Recorded data:

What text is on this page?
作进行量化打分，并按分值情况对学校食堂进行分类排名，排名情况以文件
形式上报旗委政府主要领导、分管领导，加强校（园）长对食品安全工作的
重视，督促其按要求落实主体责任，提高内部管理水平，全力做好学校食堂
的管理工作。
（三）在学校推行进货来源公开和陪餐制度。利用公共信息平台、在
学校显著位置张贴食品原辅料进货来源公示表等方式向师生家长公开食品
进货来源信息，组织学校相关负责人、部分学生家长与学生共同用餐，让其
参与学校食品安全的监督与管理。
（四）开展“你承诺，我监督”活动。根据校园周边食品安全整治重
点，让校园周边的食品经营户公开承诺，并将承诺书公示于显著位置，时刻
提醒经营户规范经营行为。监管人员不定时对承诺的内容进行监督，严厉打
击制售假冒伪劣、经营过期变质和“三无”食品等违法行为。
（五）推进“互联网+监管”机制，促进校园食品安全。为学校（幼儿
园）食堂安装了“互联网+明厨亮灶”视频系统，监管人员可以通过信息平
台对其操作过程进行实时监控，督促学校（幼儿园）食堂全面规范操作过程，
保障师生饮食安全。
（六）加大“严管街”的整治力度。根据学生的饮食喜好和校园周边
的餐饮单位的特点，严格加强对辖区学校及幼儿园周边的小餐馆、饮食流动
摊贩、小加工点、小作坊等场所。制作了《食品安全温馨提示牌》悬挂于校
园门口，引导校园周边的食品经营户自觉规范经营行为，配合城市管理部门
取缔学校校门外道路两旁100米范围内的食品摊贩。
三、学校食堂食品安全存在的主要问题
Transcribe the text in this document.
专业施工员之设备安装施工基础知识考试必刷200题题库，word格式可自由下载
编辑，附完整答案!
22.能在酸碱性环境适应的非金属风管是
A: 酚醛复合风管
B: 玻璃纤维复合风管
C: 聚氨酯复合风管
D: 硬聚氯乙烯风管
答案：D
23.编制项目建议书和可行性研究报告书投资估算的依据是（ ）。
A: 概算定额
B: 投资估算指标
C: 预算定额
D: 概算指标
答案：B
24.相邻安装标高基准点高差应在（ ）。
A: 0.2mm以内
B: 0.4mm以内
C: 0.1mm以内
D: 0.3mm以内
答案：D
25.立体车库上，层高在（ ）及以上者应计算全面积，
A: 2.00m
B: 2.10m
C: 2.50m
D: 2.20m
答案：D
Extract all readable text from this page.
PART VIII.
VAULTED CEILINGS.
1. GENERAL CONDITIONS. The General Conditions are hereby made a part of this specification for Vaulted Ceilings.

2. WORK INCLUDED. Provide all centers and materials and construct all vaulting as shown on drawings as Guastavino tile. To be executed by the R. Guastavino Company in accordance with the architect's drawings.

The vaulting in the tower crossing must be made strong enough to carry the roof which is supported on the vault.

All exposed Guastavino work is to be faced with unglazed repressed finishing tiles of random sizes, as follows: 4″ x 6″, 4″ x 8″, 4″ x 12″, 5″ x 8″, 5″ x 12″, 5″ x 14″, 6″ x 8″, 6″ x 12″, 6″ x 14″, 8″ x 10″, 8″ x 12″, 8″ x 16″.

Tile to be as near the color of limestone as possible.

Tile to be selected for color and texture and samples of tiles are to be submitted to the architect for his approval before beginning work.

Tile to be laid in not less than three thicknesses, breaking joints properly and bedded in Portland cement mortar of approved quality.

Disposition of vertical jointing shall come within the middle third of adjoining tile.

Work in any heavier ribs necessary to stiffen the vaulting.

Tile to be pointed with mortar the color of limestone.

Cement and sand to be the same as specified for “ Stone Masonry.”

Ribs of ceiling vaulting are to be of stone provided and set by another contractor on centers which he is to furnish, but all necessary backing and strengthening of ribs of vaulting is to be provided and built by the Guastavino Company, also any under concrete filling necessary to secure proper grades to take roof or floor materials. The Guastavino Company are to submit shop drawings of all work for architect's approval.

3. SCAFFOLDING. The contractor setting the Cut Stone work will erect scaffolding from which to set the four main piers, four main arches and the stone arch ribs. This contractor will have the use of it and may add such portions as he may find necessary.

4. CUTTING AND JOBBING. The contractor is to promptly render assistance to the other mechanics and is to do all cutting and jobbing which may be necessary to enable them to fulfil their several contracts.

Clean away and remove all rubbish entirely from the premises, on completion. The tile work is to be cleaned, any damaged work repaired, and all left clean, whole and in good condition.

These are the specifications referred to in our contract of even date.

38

Problem details: All of the data needs to be reproduced exactly, with no line missing.

Answer to this exercise:
What text is on this page?
作进行量化打分，并按分值情况对学校食堂进行分类排名，排名情况以文件
形式上报旗委政府主要领导、分管领导，加强校（园）长对食品安全工作的
重视，督促其按要求落实主体责任，提高内部管理水平，全力做好学校食堂
的管理工作。
（三）在学校推行进货来源公开和陪餐制度。利用公共信息平台、在
学校显著位置张贴食品原辅料进货来源公示表等方式向师生家长公开食品
进货来源信息，组织学校相关负责人、部分学生家长与学生共同用餐，让其
参与学校食品安全的监督与管理。
（四）开展“你承诺，我监督”活动。根据校园周边食品安全整治重
点，让校园周边的食品经营户公开承诺，并将承诺书公示于显著位置，时刻
提醒经营户规范经营行为。监管人员不定时对承诺的内容进行监督，严厉打
击制售假冒伪劣、经营过期变质和“三无”食品等违法行为。
（五）推进“互联网+监管”机制，促进校园食品安全。为学校（幼儿
园）食堂安装了“互联网+明厨亮灶”视频系统，监管人员可以通过信息平
台对其操作过程进行实时监控，督促学校（幼儿园）食堂全面规范操作过程，
保障师生饮食安全。
（六）加大“严管街”的整治力度。根据学生的饮食喜好和校园周边
的餐饮单位的特点，严格加强对辖区学校及幼儿园周边的小餐馆、饮食流动
摊贩、小加工点、小作坊等场所。制作了《食品安全温馨提示牌》悬挂于校
园门口，引导校园周边的食品经营户自觉规范经营行为，配合城市管理部门
取缔学校校门外道路两旁100米范围内的食品摊贩。
三、学校食堂食品安全存在的主要问题
Transcribe the text in this document.
专业施工员之设备安装施工基础知识考试必刷200题题库，word格式可自由下载
编辑，附完整答案!
22.能在酸碱性环境适应的非金属风管是
A: 酚醛复合风管
B: 玻璃纤维复合风管
C: 聚氨酯复合风管
D: 硬聚氯乙烯风管
答案：D
23.编制项目建议书和可行性研究报告书投资估算的依据是（ ）。
A: 概算定额
B: 投资估算指标
C: 预算定额
D: 概算指标
答案：B
24.相邻安装标高基准点高差应在（ ）。
A: 0.2mm以内
B: 0.4mm以内
C: 0.1mm以内
D: 0.3mm以内
答案：D
25.立体车库上，层高在（ ）及以上者应计算全面积，
A: 2.00m
B: 2.10m
C: 2.50m
D: 2.20m
答案：D
Extract all readable text from this page.
PART VIII.
VAULTED CEILINGS.
1. GENERAL CONDITIONS. The General Conditions are hereby made a part of this specification for Vaulted Ceilings.

2. WORK INCLUDED. Provide all centers and materials and construct all vaulting as shown on drawings as Guastavino tile. To be executed by the R. Guastavino Company in accordance with the architect's drawings.

The vaulting in the tower crossing must be made strong enough to carry the roof which is supported on the vault.

All exposed Guastavino work is to be faced with unglazed repressed finishing tiles of random sizes, as follows: 4″ x 6″, 4″ x 8″, 4″ x 12″, 5″ x 8″, 5″ x 12″, 5″ x 14″, 6″ x 8″, 6″ x 12″, 6″ x 14″, 8″ x 10″, 8″ x 12″, 8″ x 16″.

Tile to be as near the color of limestone as possible.

Tile to be selected for color and texture and samples of tiles are to be submitted to the architect for his approval before beginning work.

Tile to be laid in not less than three thicknesses, breaking joints properly and bedded in Portland cement mortar of approved quality.

Disposition of vertical jointing shall come within the middle third of adjoining tile.

Work in any heavier ribs necessary to stiffen the vaulting.

Tile to be pointed with mortar the color of limestone.

Cement and sand to be the same as specified for “ Stone Masonry.”

Ribs of ceiling vaulting are to be of stone provided and set by another contractor on centers which he is to furnish, but all necessary backing and strengthening of ribs of vaulting is to be provided and built by the Guastavino Company, also any under concrete filling necessary to secure proper grades to take roof or floor materials. The Guastavino Company are to submit shop drawings of all work for architect's approval.

3. SCAFFOLDING. The contractor setting the Cut Stone work will erect scaffolding from which to set the four main piers, four main arches and the stone arch ribs. This contractor will have the use of it and may add such portions as he may find necessary.

4. CUTTING AND JOBBING. The contractor is to promptly render assistance to the other mechanics and is to do all cutting and jobbing which may be necessary to enable them to fulfil their several contracts.

Clean away and remove all rubbish entirely from the premises, on completion. The tile work is to be cleaned, any damaged work repaired, and all left clean, whole and in good condition.

These are the specifications referred to in our contract of even date.

38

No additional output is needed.